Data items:
____________
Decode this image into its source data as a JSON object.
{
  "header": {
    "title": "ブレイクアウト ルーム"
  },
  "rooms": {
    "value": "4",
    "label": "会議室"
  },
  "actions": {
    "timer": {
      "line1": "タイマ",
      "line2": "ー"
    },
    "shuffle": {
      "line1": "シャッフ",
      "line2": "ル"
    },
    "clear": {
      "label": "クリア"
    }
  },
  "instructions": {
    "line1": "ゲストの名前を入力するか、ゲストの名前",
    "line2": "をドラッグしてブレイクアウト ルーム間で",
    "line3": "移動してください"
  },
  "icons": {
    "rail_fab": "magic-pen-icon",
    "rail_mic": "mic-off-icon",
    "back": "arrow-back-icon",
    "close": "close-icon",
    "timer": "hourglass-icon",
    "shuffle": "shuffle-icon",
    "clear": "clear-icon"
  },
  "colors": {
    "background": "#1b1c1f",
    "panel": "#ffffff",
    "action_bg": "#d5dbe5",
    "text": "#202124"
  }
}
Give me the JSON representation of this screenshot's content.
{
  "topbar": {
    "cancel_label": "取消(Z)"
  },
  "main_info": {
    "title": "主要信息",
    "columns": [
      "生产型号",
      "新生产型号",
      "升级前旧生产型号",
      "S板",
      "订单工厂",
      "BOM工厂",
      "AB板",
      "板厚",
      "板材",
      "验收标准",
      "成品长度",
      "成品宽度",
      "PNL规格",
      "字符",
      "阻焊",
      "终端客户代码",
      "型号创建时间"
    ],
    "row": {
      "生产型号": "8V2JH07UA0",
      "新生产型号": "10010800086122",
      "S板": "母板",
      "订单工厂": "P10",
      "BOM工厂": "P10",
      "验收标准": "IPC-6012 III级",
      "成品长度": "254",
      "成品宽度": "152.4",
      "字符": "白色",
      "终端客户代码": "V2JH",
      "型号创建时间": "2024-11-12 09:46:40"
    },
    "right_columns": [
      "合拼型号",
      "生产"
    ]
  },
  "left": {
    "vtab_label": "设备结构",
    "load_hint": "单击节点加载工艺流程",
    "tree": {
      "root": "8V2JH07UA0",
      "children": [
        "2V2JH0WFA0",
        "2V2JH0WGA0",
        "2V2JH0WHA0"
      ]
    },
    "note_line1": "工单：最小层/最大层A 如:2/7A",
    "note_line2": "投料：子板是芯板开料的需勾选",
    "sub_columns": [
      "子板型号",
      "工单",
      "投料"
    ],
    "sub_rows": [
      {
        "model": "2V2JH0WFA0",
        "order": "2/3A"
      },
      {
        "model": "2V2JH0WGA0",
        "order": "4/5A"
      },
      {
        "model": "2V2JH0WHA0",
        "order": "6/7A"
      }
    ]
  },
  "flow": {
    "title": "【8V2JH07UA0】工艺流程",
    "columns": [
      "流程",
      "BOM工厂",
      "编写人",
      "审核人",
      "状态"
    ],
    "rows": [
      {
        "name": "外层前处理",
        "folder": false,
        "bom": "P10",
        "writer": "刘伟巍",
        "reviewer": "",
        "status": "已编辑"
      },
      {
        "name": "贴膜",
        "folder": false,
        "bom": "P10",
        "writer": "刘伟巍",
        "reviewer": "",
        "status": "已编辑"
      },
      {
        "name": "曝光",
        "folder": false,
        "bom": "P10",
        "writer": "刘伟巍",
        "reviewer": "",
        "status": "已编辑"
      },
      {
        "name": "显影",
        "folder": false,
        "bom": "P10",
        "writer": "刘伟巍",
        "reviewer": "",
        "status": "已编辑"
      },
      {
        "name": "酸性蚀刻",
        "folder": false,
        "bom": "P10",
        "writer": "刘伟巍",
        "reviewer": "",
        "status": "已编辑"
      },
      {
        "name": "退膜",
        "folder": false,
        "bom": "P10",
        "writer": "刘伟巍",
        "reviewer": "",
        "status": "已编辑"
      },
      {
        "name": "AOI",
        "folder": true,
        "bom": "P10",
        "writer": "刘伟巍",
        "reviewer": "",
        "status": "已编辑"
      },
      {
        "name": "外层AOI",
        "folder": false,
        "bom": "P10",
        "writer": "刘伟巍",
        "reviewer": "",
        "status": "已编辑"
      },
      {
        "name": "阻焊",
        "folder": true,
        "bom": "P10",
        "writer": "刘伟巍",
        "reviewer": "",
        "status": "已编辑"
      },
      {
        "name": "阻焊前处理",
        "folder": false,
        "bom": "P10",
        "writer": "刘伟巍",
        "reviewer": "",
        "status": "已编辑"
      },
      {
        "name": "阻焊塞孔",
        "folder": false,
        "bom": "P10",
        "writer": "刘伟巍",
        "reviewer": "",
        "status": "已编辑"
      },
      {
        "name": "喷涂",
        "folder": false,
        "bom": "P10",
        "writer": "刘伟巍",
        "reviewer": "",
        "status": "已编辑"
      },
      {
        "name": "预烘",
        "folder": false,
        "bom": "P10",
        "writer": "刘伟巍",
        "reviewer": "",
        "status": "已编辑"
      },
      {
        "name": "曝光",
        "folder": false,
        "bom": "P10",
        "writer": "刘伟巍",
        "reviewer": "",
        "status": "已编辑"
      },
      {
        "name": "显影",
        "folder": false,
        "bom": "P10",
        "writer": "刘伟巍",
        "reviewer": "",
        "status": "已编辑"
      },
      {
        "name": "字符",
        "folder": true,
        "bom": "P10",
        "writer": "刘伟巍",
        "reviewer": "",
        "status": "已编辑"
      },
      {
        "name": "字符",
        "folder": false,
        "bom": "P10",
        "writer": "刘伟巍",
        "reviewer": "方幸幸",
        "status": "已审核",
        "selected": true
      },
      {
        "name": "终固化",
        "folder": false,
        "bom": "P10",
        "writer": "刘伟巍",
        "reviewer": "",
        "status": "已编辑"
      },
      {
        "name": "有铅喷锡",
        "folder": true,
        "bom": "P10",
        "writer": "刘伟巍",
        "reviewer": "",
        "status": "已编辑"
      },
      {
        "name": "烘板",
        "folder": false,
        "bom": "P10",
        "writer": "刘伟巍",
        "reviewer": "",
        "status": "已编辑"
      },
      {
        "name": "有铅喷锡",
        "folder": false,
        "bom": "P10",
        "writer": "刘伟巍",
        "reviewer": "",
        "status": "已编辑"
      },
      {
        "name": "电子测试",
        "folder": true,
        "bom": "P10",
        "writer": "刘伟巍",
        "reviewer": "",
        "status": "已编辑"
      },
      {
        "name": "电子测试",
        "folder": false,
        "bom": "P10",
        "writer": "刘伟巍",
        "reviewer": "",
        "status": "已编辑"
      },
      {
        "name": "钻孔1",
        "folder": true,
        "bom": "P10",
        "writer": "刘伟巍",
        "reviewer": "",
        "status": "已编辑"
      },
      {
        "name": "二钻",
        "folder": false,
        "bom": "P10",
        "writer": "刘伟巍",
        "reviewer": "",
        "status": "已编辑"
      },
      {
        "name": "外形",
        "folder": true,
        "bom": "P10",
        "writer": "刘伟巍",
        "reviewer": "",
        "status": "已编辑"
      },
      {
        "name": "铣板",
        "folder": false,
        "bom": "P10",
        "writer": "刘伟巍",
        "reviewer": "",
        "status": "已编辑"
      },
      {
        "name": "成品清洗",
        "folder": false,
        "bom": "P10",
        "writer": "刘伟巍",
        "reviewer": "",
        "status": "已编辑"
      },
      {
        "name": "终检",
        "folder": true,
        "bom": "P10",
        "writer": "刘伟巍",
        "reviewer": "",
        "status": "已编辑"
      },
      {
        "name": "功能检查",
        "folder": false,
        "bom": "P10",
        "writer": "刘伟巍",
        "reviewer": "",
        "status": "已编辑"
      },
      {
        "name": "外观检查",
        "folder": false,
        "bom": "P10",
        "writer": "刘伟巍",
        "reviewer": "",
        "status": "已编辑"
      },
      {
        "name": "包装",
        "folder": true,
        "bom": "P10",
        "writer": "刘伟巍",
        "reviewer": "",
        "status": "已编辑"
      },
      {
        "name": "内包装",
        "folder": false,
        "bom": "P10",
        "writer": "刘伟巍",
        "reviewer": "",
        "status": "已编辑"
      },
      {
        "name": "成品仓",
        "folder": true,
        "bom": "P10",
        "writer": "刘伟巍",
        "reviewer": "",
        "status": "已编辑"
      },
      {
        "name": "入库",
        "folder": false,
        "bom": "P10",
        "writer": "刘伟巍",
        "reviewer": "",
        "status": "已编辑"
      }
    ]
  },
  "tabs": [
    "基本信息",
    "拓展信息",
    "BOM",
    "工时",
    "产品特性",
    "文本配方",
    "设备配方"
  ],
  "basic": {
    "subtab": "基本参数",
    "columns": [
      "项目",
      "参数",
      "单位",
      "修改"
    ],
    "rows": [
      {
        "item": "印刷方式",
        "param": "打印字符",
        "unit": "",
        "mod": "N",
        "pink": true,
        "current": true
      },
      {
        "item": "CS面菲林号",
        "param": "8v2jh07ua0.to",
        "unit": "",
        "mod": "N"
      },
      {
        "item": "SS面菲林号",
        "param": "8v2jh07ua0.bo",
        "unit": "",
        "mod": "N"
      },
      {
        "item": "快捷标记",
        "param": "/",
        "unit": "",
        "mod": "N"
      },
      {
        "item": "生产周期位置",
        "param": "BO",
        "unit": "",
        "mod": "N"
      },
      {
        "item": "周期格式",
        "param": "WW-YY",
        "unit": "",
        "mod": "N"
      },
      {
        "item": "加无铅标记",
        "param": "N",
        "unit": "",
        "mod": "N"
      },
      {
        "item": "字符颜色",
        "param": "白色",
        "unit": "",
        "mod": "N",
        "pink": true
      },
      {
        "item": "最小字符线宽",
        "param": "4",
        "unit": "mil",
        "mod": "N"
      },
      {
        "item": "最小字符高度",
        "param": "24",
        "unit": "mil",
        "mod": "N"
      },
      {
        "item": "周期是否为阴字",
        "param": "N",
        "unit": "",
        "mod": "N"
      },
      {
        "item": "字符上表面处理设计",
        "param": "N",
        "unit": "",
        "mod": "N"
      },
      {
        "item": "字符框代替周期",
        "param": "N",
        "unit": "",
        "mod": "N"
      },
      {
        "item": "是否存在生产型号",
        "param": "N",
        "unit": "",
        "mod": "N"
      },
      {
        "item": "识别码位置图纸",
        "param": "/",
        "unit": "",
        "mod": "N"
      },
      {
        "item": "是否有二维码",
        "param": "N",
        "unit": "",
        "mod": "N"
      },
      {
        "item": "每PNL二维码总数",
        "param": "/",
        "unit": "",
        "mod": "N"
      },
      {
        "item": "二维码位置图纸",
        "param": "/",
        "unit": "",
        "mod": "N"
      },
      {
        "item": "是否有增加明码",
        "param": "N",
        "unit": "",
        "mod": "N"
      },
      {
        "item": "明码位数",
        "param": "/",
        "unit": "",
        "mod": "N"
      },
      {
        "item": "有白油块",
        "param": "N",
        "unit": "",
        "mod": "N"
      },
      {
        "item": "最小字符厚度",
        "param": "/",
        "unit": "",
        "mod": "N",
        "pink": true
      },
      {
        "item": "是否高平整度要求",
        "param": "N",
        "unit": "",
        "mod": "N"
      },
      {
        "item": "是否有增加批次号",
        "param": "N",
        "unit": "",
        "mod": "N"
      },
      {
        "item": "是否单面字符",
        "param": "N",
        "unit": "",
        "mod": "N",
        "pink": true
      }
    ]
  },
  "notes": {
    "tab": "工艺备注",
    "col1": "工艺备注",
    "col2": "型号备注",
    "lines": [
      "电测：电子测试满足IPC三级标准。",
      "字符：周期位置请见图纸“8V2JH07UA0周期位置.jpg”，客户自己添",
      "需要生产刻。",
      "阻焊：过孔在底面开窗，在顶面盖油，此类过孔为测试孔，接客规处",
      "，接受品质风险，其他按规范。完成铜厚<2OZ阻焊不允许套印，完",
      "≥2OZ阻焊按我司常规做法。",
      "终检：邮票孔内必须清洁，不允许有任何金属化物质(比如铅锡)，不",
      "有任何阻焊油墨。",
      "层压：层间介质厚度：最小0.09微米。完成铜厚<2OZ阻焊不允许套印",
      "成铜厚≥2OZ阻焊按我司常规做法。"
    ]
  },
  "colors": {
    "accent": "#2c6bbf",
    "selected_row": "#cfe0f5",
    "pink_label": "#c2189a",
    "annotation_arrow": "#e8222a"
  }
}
____________
Task statement:
Read through the lines above and collect those that contain the string "model".

Task answer:
        "model": "2V2JH0WFA0",
        "model": "2V2JH0WGA0",
        "model": "2V2JH0WHA0",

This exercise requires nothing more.